• Short problem
Pick out the lines below that include the string "quarter".

• Extracted information
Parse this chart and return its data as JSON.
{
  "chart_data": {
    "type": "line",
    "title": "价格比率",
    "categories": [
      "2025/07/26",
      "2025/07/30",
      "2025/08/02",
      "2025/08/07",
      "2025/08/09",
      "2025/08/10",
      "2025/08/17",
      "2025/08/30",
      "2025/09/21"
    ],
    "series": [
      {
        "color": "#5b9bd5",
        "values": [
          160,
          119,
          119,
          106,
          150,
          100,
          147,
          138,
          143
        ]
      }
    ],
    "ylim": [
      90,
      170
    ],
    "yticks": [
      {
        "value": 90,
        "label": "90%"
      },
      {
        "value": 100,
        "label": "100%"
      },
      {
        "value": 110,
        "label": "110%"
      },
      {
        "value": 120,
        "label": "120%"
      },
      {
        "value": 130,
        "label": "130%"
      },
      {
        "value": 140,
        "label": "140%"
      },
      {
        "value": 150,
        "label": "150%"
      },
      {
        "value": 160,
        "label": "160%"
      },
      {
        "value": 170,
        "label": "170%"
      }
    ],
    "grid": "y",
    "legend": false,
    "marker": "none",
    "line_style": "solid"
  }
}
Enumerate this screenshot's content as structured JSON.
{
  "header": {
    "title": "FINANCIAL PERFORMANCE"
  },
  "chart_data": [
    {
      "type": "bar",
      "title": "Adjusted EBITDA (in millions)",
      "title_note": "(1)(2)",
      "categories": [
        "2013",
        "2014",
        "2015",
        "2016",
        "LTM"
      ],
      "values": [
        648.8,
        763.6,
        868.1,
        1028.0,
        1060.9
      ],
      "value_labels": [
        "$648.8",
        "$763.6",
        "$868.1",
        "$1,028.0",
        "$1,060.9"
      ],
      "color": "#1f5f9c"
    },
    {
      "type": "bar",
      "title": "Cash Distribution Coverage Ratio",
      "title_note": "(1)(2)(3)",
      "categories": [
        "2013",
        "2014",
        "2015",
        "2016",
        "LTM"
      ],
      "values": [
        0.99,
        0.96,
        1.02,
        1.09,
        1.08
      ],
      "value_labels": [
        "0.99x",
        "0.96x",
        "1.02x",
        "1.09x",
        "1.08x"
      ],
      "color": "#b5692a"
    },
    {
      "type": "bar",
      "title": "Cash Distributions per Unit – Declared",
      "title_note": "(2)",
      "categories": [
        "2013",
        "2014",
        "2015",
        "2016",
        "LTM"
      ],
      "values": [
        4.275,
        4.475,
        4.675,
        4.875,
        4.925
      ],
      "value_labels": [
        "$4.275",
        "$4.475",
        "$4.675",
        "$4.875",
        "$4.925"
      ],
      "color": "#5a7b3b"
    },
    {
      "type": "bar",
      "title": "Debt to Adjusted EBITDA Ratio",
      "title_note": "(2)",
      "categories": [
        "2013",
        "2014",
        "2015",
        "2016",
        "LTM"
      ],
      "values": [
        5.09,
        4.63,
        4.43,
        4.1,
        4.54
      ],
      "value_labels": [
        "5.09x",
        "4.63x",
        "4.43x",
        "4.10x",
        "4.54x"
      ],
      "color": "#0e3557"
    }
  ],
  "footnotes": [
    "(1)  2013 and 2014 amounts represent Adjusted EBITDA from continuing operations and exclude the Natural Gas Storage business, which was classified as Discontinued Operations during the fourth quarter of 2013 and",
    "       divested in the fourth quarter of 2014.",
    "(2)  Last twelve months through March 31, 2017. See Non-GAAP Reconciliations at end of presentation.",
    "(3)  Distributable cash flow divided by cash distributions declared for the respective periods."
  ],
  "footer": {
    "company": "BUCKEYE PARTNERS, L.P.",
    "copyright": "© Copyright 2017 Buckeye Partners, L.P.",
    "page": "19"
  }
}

• Worked answer
    "(1)  2013 and 2014 amounts represent Adjusted EBITDA from continuing operations and exclude the Natural Gas Storage business, which was classified as Discontinued Operations during the fourth quarter of 2013 and",
    "       divested in the fourth quarter of 2014.",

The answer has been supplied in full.